SUPPLIED RECORDS:
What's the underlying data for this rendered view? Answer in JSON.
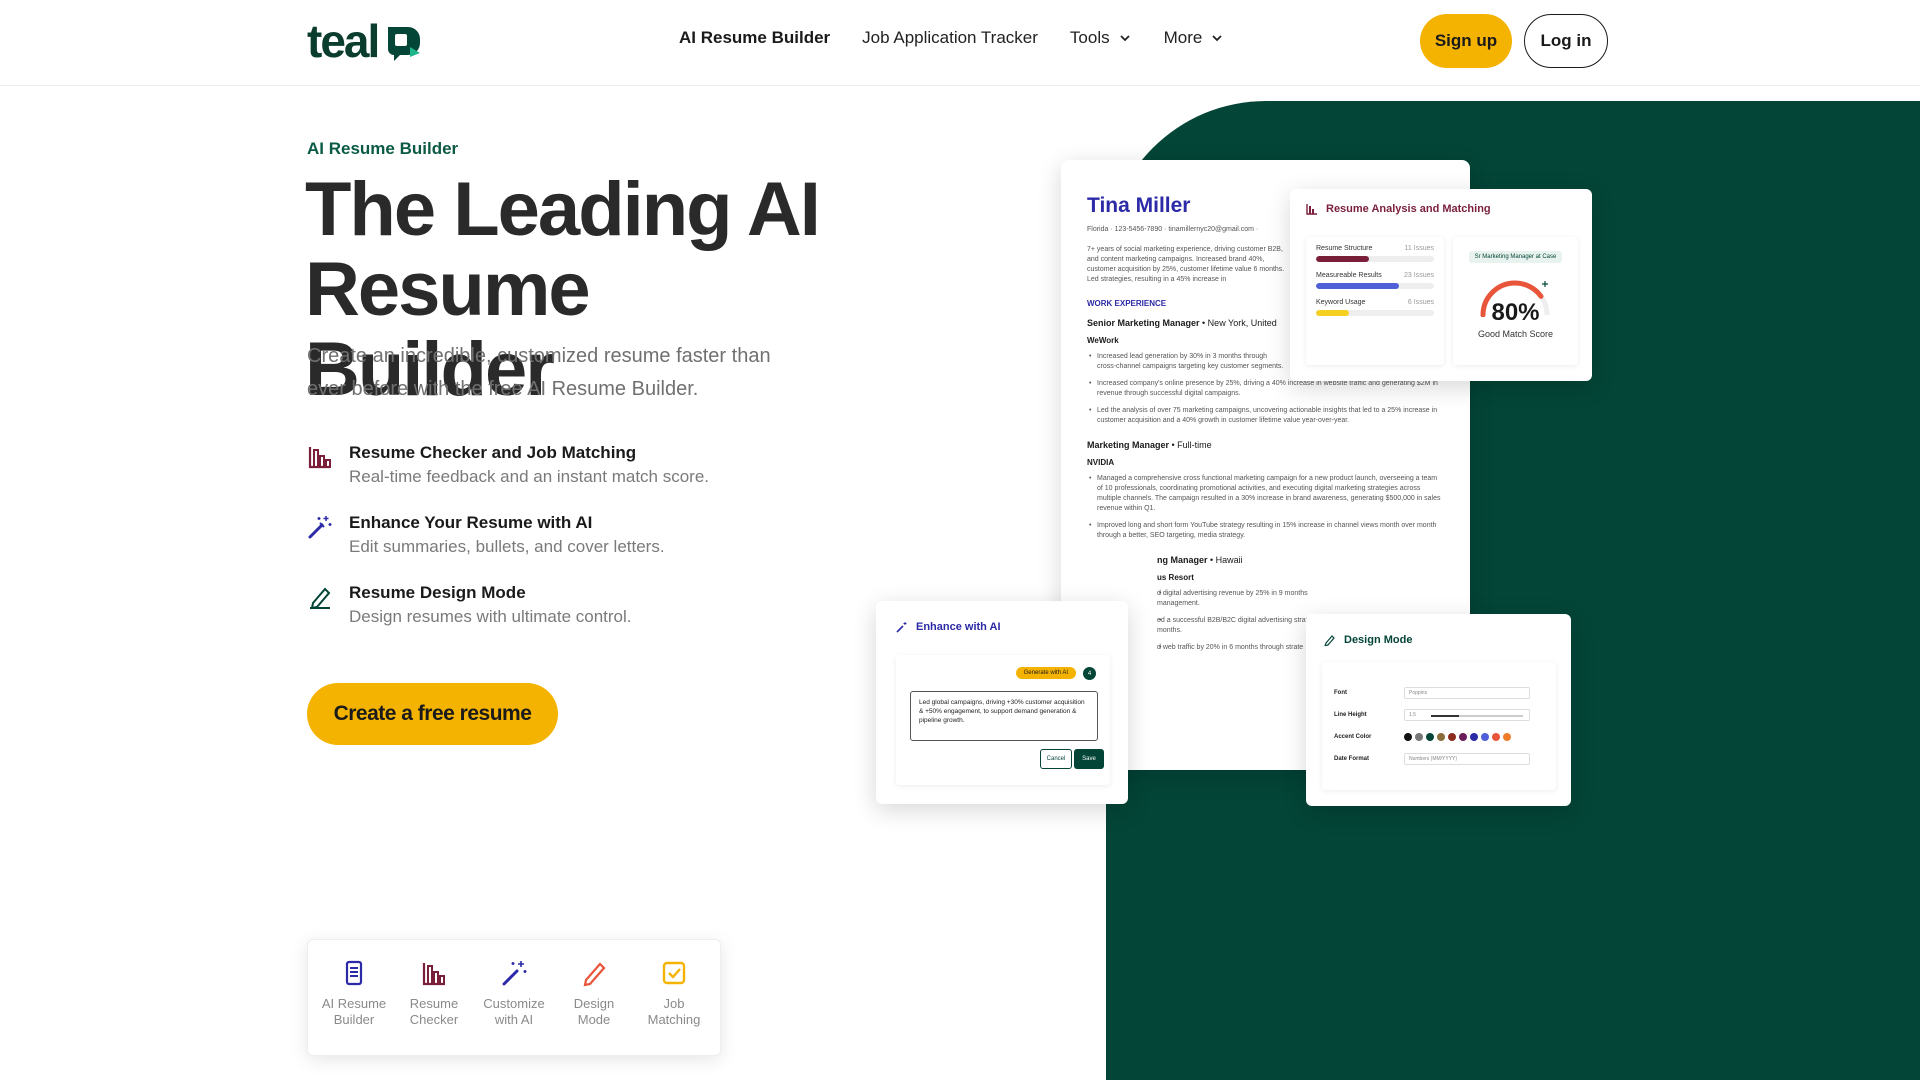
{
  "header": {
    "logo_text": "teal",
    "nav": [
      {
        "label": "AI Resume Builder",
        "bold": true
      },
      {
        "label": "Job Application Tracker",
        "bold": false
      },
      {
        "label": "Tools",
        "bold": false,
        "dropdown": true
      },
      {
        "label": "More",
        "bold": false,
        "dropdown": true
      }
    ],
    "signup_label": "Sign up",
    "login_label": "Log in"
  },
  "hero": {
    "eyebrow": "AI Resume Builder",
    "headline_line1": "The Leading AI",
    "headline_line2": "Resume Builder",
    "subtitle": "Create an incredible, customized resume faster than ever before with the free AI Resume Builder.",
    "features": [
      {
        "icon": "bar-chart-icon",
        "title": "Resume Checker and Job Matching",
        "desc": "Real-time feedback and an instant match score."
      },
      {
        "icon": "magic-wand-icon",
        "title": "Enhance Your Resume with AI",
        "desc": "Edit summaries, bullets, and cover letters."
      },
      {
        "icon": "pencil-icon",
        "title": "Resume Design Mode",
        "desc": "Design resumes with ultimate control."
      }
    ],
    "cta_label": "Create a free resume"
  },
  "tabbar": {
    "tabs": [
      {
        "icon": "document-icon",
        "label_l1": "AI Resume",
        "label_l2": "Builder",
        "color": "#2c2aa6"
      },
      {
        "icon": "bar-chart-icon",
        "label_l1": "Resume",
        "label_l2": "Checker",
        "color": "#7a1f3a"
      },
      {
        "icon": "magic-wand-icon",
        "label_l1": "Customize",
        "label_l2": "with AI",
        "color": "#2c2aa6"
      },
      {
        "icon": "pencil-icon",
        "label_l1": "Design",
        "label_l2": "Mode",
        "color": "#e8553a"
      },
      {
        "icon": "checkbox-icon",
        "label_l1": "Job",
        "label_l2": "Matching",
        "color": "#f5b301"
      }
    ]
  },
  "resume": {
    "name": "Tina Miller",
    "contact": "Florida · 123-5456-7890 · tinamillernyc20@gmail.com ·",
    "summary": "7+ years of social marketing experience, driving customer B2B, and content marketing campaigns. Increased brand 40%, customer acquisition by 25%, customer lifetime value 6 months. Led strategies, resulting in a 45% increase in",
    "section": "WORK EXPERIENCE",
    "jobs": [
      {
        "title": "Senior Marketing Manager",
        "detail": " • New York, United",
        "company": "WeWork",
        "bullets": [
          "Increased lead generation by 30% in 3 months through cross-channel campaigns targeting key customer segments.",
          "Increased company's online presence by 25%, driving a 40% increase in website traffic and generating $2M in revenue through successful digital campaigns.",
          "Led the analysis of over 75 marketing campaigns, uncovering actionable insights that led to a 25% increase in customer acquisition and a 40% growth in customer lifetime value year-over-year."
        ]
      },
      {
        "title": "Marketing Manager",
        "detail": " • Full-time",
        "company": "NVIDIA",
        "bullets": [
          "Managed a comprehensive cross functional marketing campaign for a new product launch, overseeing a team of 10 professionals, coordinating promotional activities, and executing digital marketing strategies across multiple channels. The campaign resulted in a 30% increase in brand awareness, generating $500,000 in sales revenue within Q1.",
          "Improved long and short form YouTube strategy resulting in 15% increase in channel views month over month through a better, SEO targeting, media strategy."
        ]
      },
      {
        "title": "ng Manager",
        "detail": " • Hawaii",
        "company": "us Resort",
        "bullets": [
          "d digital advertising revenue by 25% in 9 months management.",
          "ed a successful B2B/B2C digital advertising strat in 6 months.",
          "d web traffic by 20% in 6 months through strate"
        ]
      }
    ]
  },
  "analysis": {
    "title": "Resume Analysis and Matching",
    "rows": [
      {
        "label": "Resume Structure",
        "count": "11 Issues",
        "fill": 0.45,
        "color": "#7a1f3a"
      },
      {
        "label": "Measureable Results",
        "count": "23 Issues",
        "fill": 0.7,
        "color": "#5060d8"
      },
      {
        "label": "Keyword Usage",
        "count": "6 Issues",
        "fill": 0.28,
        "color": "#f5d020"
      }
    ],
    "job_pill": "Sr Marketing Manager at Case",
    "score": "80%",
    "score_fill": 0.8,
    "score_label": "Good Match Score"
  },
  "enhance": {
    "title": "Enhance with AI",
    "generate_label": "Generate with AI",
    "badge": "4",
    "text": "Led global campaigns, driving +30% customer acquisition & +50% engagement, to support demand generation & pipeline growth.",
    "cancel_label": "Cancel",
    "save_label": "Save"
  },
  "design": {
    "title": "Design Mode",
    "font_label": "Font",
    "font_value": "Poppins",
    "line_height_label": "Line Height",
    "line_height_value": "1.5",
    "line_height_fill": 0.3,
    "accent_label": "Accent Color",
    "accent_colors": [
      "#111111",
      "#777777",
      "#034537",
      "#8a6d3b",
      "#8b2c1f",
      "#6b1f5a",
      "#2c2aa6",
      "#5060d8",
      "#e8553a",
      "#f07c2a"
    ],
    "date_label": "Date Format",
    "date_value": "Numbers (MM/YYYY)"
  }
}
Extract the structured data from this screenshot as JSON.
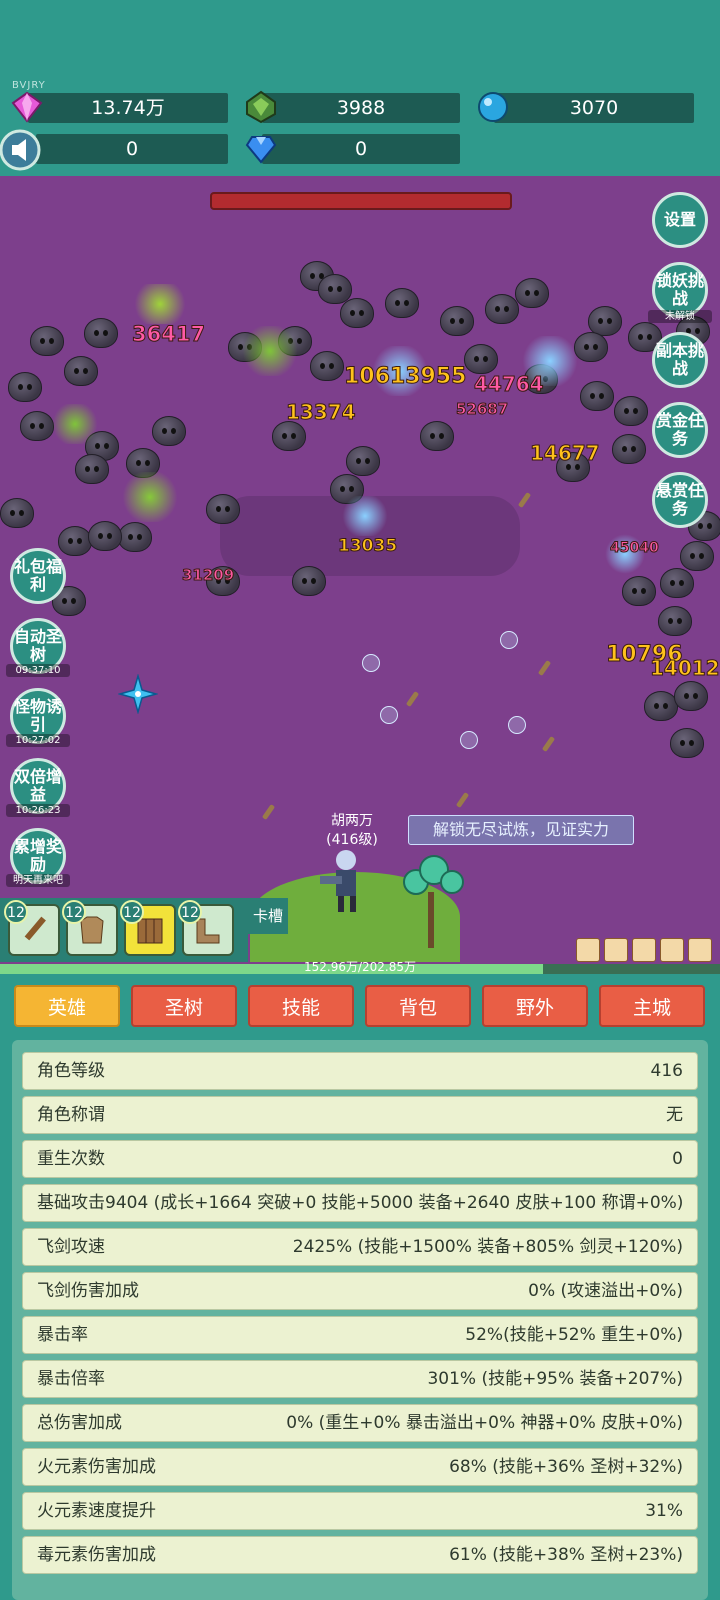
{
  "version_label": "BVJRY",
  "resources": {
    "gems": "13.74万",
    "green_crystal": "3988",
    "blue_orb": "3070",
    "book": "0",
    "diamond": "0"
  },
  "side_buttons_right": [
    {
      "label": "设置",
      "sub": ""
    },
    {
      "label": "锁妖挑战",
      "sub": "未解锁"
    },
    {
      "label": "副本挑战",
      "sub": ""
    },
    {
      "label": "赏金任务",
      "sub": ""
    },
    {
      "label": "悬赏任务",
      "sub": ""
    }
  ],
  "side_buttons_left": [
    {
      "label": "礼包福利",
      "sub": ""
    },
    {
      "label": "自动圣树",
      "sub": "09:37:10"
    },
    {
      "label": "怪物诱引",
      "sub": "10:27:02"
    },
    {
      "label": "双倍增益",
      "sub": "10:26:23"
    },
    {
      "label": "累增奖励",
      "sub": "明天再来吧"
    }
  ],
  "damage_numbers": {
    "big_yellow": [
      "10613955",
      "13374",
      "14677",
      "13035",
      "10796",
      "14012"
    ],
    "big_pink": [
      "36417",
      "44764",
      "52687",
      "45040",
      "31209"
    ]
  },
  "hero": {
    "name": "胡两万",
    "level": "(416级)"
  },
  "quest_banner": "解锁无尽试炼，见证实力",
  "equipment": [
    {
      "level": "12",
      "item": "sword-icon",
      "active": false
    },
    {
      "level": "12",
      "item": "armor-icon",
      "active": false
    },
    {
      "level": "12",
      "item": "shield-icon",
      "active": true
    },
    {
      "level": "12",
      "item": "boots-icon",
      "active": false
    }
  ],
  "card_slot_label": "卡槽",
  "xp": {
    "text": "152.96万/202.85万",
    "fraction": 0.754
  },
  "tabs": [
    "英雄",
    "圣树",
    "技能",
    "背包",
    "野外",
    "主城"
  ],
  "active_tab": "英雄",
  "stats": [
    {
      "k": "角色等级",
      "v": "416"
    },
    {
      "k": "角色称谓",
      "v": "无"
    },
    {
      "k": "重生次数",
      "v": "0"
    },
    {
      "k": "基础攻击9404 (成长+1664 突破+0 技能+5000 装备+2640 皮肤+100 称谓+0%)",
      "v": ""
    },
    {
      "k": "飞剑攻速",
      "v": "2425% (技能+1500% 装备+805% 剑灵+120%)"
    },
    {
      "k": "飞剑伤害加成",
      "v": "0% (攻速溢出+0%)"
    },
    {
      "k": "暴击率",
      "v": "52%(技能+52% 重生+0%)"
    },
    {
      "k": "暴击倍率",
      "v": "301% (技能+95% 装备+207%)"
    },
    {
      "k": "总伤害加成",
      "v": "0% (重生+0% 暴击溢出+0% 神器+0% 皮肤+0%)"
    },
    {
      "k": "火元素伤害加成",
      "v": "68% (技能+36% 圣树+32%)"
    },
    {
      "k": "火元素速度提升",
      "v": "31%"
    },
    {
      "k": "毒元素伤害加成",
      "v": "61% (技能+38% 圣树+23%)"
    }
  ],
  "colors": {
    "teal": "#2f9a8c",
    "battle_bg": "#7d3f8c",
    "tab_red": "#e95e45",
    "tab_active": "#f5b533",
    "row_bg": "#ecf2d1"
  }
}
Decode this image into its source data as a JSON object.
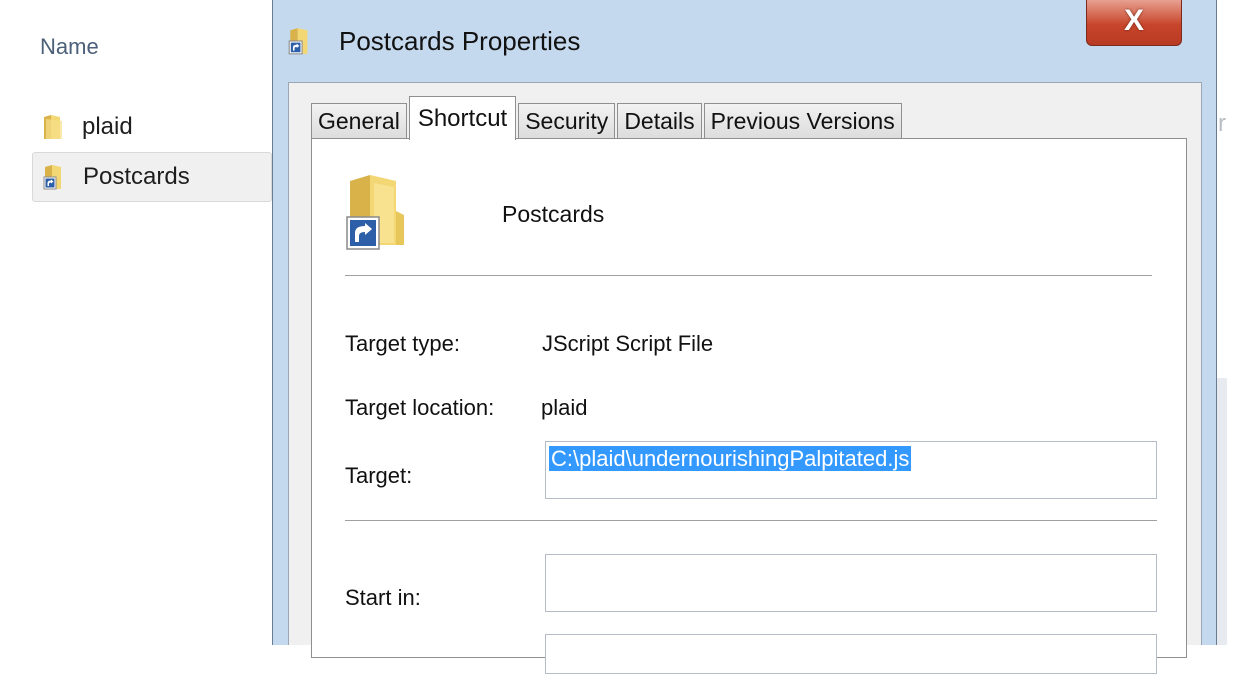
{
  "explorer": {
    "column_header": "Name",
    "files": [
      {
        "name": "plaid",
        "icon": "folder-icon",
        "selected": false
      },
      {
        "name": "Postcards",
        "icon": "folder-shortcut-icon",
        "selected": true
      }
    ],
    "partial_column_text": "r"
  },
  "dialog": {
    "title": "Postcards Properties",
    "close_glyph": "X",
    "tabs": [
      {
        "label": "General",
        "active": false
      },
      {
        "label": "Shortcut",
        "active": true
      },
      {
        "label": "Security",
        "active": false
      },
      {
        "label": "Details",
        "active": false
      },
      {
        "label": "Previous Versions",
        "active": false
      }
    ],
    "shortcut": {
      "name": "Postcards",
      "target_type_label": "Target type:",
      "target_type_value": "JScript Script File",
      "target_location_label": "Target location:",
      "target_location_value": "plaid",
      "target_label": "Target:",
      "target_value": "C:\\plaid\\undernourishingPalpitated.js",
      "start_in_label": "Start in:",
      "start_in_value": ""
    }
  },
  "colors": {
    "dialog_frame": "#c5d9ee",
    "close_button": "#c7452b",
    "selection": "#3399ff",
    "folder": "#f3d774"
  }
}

THE REQUEST: Collect the complete line wherever the string "this" appears in the records.

COMPLETED TASK:
What's the underlying data for this rendered view? Answer in JSON.
Extract the structured data from this screenshot as JSON.
Decode this image into its source data as a JSON object.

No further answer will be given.